**What is asked**
Restate each line word for word. Leave out every picture.

Items from a dataset:
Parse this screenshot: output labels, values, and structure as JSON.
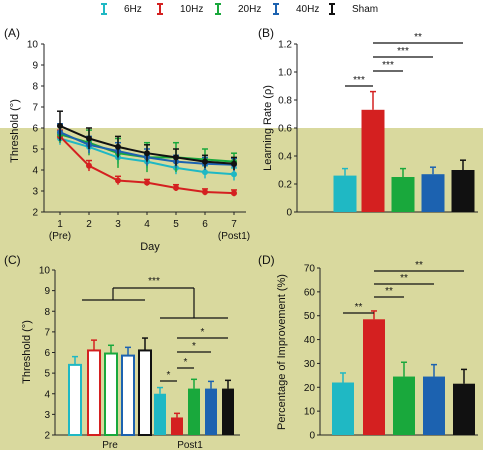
{
  "colors": {
    "6Hz": "#1fb8c4",
    "10Hz": "#d42020",
    "20Hz": "#19a83c",
    "40Hz": "#1c62b0",
    "Sham": "#111111",
    "overlay": "#d8d89c",
    "pre_fill": "#ffffff"
  },
  "legend": [
    "6Hz",
    "10Hz",
    "20Hz",
    "40Hz",
    "Sham"
  ],
  "chart_data": [
    {
      "panel": "(A)",
      "type": "line",
      "xlabel": "Day",
      "ylabel": "Threshold (°)",
      "ylim": [
        2,
        10
      ],
      "yticks": [
        2,
        3,
        4,
        5,
        6,
        7,
        8,
        9,
        10
      ],
      "x": [
        1,
        2,
        3,
        4,
        5,
        6,
        7
      ],
      "xticks": [
        "1",
        "2",
        "3",
        "4",
        "5",
        "6",
        "7"
      ],
      "xsublabels": [
        {
          "x": 1,
          "label": "(Pre)"
        },
        {
          "x": 7,
          "label": "(Post1)"
        }
      ],
      "series": [
        {
          "name": "6Hz",
          "values": [
            5.5,
            5.1,
            4.6,
            4.4,
            4.1,
            3.9,
            3.8
          ],
          "err": [
            0.3,
            0.3,
            0.3,
            0.3,
            0.3,
            0.3,
            0.3
          ]
        },
        {
          "name": "10Hz",
          "values": [
            5.6,
            4.2,
            3.5,
            3.4,
            3.15,
            2.95,
            2.9
          ],
          "err": [
            0.3,
            0.25,
            0.2,
            0.15,
            0.15,
            0.15,
            0.15
          ]
        },
        {
          "name": "20Hz",
          "values": [
            5.7,
            5.3,
            4.8,
            4.6,
            4.6,
            4.5,
            4.4
          ],
          "err": [
            0.4,
            0.6,
            0.7,
            0.7,
            0.7,
            0.5,
            0.4
          ]
        },
        {
          "name": "40Hz",
          "values": [
            5.8,
            5.2,
            4.9,
            4.6,
            4.4,
            4.3,
            4.25
          ],
          "err": [
            0.4,
            0.4,
            0.4,
            0.4,
            0.3,
            0.3,
            0.3
          ]
        },
        {
          "name": "Sham",
          "values": [
            6.1,
            5.5,
            5.1,
            4.8,
            4.6,
            4.4,
            4.3
          ],
          "err": [
            0.7,
            0.5,
            0.5,
            0.4,
            0.4,
            0.3,
            0.3
          ]
        }
      ]
    },
    {
      "panel": "(B)",
      "type": "bar",
      "ylabel": "Learning Rate (ρ)",
      "ylim": [
        0,
        1.2
      ],
      "yticks": [
        "0",
        "0.2",
        "0.4",
        "0.6",
        "0.8",
        "1.0",
        "1.2"
      ],
      "categories": [
        "6Hz",
        "10Hz",
        "20Hz",
        "40Hz",
        "Sham"
      ],
      "values": [
        0.26,
        0.73,
        0.25,
        0.27,
        0.3
      ],
      "err": [
        0.05,
        0.13,
        0.06,
        0.05,
        0.07
      ],
      "significance": [
        {
          "from": 0,
          "to": 1,
          "label": "***"
        },
        {
          "from": 1,
          "to": 2,
          "label": "***"
        },
        {
          "from": 1,
          "to": 3,
          "label": "***"
        },
        {
          "from": 1,
          "to": 4,
          "label": "**"
        }
      ]
    },
    {
      "panel": "(C)",
      "type": "bar",
      "ylabel": "Threshold (°)",
      "ylim": [
        2,
        10
      ],
      "yticks": [
        2,
        3,
        4,
        5,
        6,
        7,
        8,
        9,
        10
      ],
      "categories": [
        "Pre",
        "Post1"
      ],
      "series": [
        {
          "name": "6Hz",
          "values": [
            5.4,
            4.0
          ],
          "err": [
            0.4,
            0.3
          ]
        },
        {
          "name": "10Hz",
          "values": [
            6.1,
            2.85
          ],
          "err": [
            0.5,
            0.2
          ]
        },
        {
          "name": "20Hz",
          "values": [
            5.95,
            4.25
          ],
          "err": [
            0.4,
            0.45
          ]
        },
        {
          "name": "40Hz",
          "values": [
            5.85,
            4.25
          ],
          "err": [
            0.4,
            0.35
          ]
        },
        {
          "name": "Sham",
          "values": [
            6.1,
            4.25
          ],
          "err": [
            0.6,
            0.4
          ]
        }
      ],
      "significance": [
        {
          "label": "***",
          "between": [
            "Pre",
            "Post1"
          ]
        },
        {
          "label": "*",
          "from": "6Hz",
          "to": "10Hz"
        },
        {
          "label": "*",
          "from": "10Hz",
          "to": "20Hz"
        },
        {
          "label": "*",
          "from": "10Hz",
          "to": "40Hz"
        },
        {
          "label": "*",
          "from": "10Hz",
          "to": "Sham"
        }
      ]
    },
    {
      "panel": "(D)",
      "type": "bar",
      "ylabel": "Percentage of Improvement (%)",
      "ylim": [
        0,
        70
      ],
      "yticks": [
        "0",
        "10",
        "20",
        "30",
        "40",
        "50",
        "60",
        "70"
      ],
      "categories": [
        "6Hz",
        "10Hz",
        "20Hz",
        "40Hz",
        "Sham"
      ],
      "values": [
        22,
        48.5,
        24.5,
        24.5,
        21.5
      ],
      "err": [
        4,
        3.5,
        6,
        5,
        6
      ],
      "significance": [
        {
          "from": 0,
          "to": 1,
          "label": "**"
        },
        {
          "from": 1,
          "to": 2,
          "label": "**"
        },
        {
          "from": 1,
          "to": 3,
          "label": "**"
        },
        {
          "from": 1,
          "to": 4,
          "label": "**"
        }
      ]
    }
  ]
}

**Exercise output**
Parse this screenshot: output labels, values, and structure as JSON.
{
  "colors": {
    "6Hz": "#1fb8c4",
    "10Hz": "#d42020",
    "20Hz": "#19a83c",
    "40Hz": "#1c62b0",
    "Sham": "#111111",
    "overlay": "#d8d89c",
    "pre_fill": "#ffffff"
  },
  "legend": [
    "6Hz",
    "10Hz",
    "20Hz",
    "40Hz",
    "Sham"
  ],
  "chart_data": [
    {
      "panel": "(A)",
      "type": "line",
      "xlabel": "Day",
      "ylabel": "Threshold (°)",
      "ylim": [
        2,
        10
      ],
      "yticks": [
        2,
        3,
        4,
        5,
        6,
        7,
        8,
        9,
        10
      ],
      "x": [
        1,
        2,
        3,
        4,
        5,
        6,
        7
      ],
      "xticks": [
        "1",
        "2",
        "3",
        "4",
        "5",
        "6",
        "7"
      ],
      "xsublabels": [
        {
          "x": 1,
          "label": "(Pre)"
        },
        {
          "x": 7,
          "label": "(Post1)"
        }
      ],
      "series": [
        {
          "name": "6Hz",
          "values": [
            5.5,
            5.1,
            4.6,
            4.4,
            4.1,
            3.9,
            3.8
          ],
          "err": [
            0.3,
            0.3,
            0.3,
            0.3,
            0.3,
            0.3,
            0.3
          ]
        },
        {
          "name": "10Hz",
          "values": [
            5.6,
            4.2,
            3.5,
            3.4,
            3.15,
            2.95,
            2.9
          ],
          "err": [
            0.3,
            0.25,
            0.2,
            0.15,
            0.15,
            0.15,
            0.15
          ]
        },
        {
          "name": "20Hz",
          "values": [
            5.7,
            5.3,
            4.8,
            4.6,
            4.6,
            4.5,
            4.4
          ],
          "err": [
            0.4,
            0.6,
            0.7,
            0.7,
            0.7,
            0.5,
            0.4
          ]
        },
        {
          "name": "40Hz",
          "values": [
            5.8,
            5.2,
            4.9,
            4.6,
            4.4,
            4.3,
            4.25
          ],
          "err": [
            0.4,
            0.4,
            0.4,
            0.4,
            0.3,
            0.3,
            0.3
          ]
        },
        {
          "name": "Sham",
          "values": [
            6.1,
            5.5,
            5.1,
            4.8,
            4.6,
            4.4,
            4.3
          ],
          "err": [
            0.7,
            0.5,
            0.5,
            0.4,
            0.4,
            0.3,
            0.3
          ]
        }
      ]
    },
    {
      "panel": "(B)",
      "type": "bar",
      "ylabel": "Learning Rate (ρ)",
      "ylim": [
        0,
        1.2
      ],
      "yticks": [
        "0",
        "0.2",
        "0.4",
        "0.6",
        "0.8",
        "1.0",
        "1.2"
      ],
      "categories": [
        "6Hz",
        "10Hz",
        "20Hz",
        "40Hz",
        "Sham"
      ],
      "values": [
        0.26,
        0.73,
        0.25,
        0.27,
        0.3
      ],
      "err": [
        0.05,
        0.13,
        0.06,
        0.05,
        0.07
      ],
      "significance": [
        {
          "from": 0,
          "to": 1,
          "label": "***"
        },
        {
          "from": 1,
          "to": 2,
          "label": "***"
        },
        {
          "from": 1,
          "to": 3,
          "label": "***"
        },
        {
          "from": 1,
          "to": 4,
          "label": "**"
        }
      ]
    },
    {
      "panel": "(C)",
      "type": "bar",
      "ylabel": "Threshold (°)",
      "ylim": [
        2,
        10
      ],
      "yticks": [
        2,
        3,
        4,
        5,
        6,
        7,
        8,
        9,
        10
      ],
      "categories": [
        "Pre",
        "Post1"
      ],
      "series": [
        {
          "name": "6Hz",
          "values": [
            5.4,
            4.0
          ],
          "err": [
            0.4,
            0.3
          ]
        },
        {
          "name": "10Hz",
          "values": [
            6.1,
            2.85
          ],
          "err": [
            0.5,
            0.2
          ]
        },
        {
          "name": "20Hz",
          "values": [
            5.95,
            4.25
          ],
          "err": [
            0.4,
            0.45
          ]
        },
        {
          "name": "40Hz",
          "values": [
            5.85,
            4.25
          ],
          "err": [
            0.4,
            0.35
          ]
        },
        {
          "name": "Sham",
          "values": [
            6.1,
            4.25
          ],
          "err": [
            0.6,
            0.4
          ]
        }
      ],
      "significance": [
        {
          "label": "***",
          "between": [
            "Pre",
            "Post1"
          ]
        },
        {
          "label": "*",
          "from": "6Hz",
          "to": "10Hz"
        },
        {
          "label": "*",
          "from": "10Hz",
          "to": "20Hz"
        },
        {
          "label": "*",
          "from": "10Hz",
          "to": "40Hz"
        },
        {
          "label": "*",
          "from": "10Hz",
          "to": "Sham"
        }
      ]
    },
    {
      "panel": "(D)",
      "type": "bar",
      "ylabel": "Percentage of Improvement (%)",
      "ylim": [
        0,
        70
      ],
      "yticks": [
        "0",
        "10",
        "20",
        "30",
        "40",
        "50",
        "60",
        "70"
      ],
      "categories": [
        "6Hz",
        "10Hz",
        "20Hz",
        "40Hz",
        "Sham"
      ],
      "values": [
        22,
        48.5,
        24.5,
        24.5,
        21.5
      ],
      "err": [
        4,
        3.5,
        6,
        5,
        6
      ],
      "significance": [
        {
          "from": 0,
          "to": 1,
          "label": "**"
        },
        {
          "from": 1,
          "to": 2,
          "label": "**"
        },
        {
          "from": 1,
          "to": 3,
          "label": "**"
        },
        {
          "from": 1,
          "to": 4,
          "label": "**"
        }
      ]
    }
  ]
}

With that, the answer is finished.